[Instructions for the task]:
Reproduce the listing below verbatim.
** Start Exercise input **
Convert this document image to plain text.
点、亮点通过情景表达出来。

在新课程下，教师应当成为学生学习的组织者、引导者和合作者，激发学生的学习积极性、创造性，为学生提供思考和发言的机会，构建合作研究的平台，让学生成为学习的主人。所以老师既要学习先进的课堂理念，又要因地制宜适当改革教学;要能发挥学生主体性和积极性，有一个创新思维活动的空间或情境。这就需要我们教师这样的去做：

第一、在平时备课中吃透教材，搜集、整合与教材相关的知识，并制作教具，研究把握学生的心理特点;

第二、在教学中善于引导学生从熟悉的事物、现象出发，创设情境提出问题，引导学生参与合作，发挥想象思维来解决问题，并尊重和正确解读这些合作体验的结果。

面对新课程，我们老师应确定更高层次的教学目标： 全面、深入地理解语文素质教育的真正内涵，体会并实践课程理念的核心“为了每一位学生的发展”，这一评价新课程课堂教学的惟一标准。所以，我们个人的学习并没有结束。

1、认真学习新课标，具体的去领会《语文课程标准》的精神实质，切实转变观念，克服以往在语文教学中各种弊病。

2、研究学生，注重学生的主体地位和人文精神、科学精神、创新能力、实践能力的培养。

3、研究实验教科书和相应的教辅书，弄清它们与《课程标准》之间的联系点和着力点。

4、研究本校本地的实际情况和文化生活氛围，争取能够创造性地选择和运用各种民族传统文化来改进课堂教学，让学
** End Exercise input **
[Task answer]:
Convert this document image to plain text.
点、亮点通过情景表达出来。

在新课程下，教师应当成为学生学习的组织者、引导者和合作者，激发学生的学习积极性、创造性，为学生提供思考和发言的机会，构建合作研究的平台，让学生成为学习的主人。所以老师既要学习先进的课堂理念，又要因地制宜适当改革教学;要能发挥学生主体性和积极性，有一个创新思维活动的空间或情境。这就需要我们教师这样的去做：

第一、在平时备课中吃透教材，搜集、整合与教材相关的知识，并制作教具，研究把握学生的心理特点;

第二、在教学中善于引导学生从熟悉的事物、现象出发，创设情境提出问题，引导学生参与合作，发挥想象思维来解决问题，并尊重和正确解读这些合作体验的结果。

面对新课程，我们老师应确定更高层次的教学目标： 全面、深入地理解语文素质教育的真正内涵，体会并实践课程理念的核心“为了每一位学生的发展”，这一评价新课程课堂教学的惟一标准。所以，我们个人的学习并没有结束。

1、认真学习新课标，具体的去领会《语文课程标准》的精神实质，切实转变观念，克服以往在语文教学中各种弊病。

2、研究学生，注重学生的主体地位和人文精神、科学精神、创新能力、实践能力的培养。

3、研究实验教科书和相应的教辅书，弄清它们与《课程标准》之间的联系点和着力点。

4、研究本校本地的实际情况和文化生活氛围，争取能够创造性地选择和运用各种民族传统文化来改进课堂教学，让学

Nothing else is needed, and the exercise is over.